Instructions for the task. All lines in the data bearing the string "Months" should be identified and copied.

################

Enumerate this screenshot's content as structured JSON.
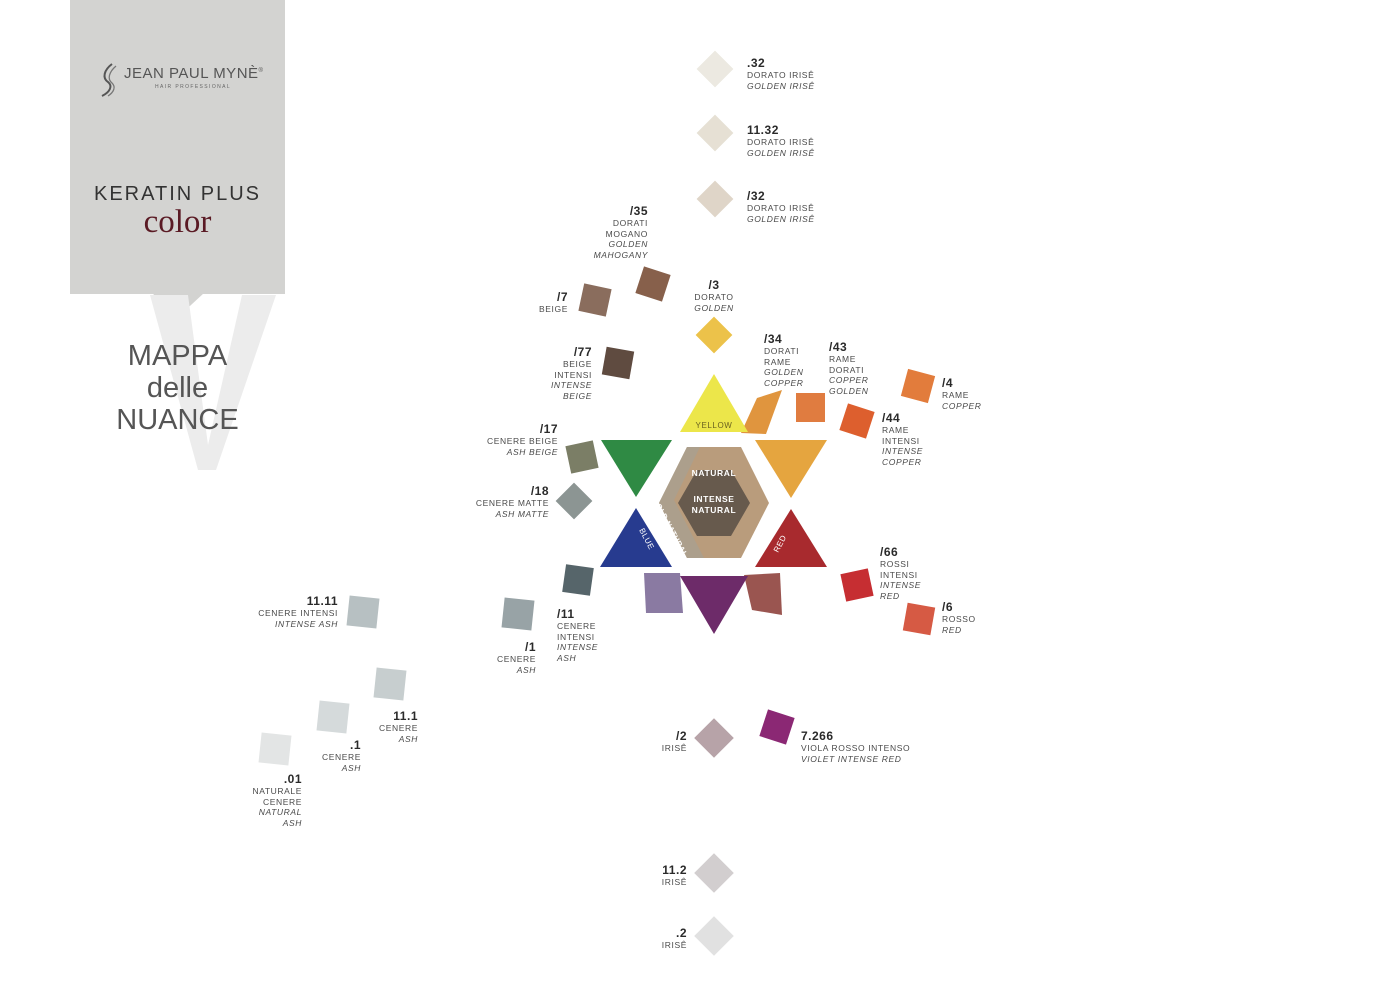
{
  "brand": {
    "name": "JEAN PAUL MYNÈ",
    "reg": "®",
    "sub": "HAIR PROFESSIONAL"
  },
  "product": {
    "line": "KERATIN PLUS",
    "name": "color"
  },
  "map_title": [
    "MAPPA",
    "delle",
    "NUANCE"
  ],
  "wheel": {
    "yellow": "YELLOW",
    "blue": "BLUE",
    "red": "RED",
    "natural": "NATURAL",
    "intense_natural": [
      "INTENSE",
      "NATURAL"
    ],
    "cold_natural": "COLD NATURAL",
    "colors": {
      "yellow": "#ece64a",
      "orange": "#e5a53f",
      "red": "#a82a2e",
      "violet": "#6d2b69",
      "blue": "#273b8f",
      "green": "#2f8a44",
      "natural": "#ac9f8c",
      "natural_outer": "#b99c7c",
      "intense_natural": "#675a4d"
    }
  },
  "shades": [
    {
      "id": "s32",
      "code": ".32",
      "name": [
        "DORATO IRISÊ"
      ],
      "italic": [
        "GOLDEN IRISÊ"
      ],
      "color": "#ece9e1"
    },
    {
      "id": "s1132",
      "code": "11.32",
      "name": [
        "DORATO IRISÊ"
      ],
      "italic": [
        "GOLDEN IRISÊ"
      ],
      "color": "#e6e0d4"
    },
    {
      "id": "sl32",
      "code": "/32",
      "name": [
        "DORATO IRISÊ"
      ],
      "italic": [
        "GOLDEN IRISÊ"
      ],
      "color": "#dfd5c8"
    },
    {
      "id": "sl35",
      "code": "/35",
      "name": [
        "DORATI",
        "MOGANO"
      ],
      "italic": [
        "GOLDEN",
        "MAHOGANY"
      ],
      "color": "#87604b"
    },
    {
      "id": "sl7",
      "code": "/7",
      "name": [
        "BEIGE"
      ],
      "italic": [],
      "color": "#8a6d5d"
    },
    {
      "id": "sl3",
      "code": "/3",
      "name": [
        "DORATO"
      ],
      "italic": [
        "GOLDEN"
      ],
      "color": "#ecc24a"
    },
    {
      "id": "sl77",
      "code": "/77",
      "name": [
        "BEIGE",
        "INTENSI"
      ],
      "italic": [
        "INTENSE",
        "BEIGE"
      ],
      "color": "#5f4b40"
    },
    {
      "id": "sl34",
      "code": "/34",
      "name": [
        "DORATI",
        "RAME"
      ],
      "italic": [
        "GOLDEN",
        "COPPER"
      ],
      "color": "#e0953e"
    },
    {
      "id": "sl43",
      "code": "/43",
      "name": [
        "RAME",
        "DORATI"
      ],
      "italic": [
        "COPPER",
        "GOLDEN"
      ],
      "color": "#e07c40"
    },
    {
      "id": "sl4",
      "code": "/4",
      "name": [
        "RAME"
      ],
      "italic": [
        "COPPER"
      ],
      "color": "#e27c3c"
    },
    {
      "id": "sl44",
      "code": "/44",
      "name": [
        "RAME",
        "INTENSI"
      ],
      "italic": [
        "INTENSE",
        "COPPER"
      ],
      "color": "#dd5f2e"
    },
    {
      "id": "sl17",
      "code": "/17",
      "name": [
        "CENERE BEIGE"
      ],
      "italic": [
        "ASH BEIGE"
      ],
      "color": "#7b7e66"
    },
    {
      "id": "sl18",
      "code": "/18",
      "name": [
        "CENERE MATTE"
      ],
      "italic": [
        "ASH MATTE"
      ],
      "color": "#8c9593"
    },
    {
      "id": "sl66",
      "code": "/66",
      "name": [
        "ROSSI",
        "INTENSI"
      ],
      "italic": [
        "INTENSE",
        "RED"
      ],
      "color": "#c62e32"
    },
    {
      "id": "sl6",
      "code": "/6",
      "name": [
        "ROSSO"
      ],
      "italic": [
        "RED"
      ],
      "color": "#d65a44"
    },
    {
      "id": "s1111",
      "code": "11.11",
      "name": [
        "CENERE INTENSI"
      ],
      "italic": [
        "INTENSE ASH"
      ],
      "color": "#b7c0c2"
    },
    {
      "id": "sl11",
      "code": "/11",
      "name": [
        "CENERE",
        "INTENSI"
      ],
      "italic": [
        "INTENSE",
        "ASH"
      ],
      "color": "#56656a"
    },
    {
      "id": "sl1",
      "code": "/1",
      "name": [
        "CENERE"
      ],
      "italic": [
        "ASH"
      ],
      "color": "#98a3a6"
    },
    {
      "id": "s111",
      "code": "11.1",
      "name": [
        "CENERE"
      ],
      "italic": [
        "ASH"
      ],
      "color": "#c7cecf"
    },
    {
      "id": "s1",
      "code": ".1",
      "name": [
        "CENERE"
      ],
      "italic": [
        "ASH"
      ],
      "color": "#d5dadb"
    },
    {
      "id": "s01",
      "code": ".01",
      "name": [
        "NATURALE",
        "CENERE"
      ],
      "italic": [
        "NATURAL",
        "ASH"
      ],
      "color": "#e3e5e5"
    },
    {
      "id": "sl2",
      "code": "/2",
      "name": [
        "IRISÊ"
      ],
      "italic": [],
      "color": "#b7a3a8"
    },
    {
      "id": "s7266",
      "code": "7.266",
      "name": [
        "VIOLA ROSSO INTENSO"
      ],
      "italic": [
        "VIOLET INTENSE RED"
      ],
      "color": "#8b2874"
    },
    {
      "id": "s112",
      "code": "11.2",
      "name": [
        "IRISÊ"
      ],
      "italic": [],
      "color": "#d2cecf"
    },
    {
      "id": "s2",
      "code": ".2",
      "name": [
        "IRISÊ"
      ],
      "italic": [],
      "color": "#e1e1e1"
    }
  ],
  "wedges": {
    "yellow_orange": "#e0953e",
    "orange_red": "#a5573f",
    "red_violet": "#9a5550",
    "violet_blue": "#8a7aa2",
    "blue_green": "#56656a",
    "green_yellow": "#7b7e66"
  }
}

################

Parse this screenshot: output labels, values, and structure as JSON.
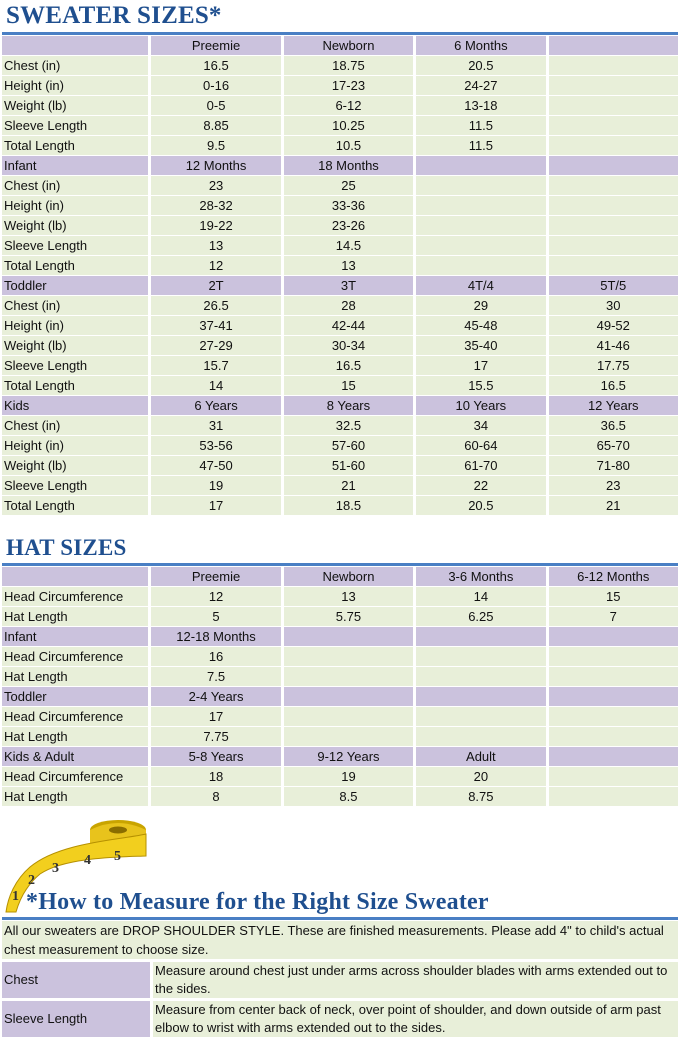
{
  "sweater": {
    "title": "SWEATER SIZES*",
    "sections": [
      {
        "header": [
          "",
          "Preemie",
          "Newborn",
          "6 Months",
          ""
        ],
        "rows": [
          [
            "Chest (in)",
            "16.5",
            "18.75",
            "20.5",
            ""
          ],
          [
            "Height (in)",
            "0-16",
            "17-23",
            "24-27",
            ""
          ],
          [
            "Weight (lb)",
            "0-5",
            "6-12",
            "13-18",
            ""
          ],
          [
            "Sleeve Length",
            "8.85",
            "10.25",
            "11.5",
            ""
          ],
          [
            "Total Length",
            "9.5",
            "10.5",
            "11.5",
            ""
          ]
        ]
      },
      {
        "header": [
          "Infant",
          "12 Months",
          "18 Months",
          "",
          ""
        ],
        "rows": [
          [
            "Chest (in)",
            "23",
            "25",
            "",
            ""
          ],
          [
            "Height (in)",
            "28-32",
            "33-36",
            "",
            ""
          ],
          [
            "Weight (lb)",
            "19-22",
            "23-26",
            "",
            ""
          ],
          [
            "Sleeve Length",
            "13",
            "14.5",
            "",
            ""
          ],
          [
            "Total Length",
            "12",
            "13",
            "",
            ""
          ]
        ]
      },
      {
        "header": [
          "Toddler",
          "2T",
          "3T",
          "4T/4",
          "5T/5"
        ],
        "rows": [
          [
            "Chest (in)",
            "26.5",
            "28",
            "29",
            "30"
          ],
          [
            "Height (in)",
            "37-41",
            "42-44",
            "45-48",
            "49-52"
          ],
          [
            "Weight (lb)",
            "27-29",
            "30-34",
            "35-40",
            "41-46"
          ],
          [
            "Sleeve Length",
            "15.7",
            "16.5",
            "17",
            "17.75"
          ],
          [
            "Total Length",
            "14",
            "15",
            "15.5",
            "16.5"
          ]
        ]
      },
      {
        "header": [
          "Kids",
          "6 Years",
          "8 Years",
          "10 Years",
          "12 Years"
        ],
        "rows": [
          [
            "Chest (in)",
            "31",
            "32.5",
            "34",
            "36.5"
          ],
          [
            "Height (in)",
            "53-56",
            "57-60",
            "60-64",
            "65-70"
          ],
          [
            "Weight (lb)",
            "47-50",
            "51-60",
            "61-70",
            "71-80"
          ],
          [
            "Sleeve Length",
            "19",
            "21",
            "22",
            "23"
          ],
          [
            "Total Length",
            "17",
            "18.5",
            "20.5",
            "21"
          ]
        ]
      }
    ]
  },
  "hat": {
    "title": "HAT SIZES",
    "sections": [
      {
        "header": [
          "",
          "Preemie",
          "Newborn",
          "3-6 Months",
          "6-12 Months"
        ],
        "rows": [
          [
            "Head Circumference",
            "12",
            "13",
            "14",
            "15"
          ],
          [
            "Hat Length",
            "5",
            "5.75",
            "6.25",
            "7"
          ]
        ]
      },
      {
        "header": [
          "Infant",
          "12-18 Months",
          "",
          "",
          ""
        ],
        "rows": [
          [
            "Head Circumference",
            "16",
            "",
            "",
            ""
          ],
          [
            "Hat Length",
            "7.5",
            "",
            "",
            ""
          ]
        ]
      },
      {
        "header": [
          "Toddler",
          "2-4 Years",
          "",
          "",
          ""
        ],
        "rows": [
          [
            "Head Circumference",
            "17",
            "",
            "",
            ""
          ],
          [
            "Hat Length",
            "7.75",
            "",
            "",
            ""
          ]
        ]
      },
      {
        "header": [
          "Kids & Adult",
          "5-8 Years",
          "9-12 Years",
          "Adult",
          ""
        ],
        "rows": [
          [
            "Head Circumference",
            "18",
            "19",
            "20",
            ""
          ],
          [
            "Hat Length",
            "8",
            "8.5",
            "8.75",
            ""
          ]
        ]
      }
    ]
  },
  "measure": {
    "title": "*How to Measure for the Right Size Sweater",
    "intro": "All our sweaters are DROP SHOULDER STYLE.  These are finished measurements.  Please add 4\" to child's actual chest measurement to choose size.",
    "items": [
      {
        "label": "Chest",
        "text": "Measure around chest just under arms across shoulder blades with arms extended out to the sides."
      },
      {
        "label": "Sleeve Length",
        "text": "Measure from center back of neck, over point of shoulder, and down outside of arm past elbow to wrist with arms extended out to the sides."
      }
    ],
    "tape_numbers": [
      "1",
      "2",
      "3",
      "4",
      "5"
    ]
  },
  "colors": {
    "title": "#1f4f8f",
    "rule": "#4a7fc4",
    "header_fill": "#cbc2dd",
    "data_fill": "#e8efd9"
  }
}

################

Worked solution.
          "6 Months",
          "12 Months",
          "18 Months",
          "3-6 Months",
          "6-12 Months"
          "12-18 Months",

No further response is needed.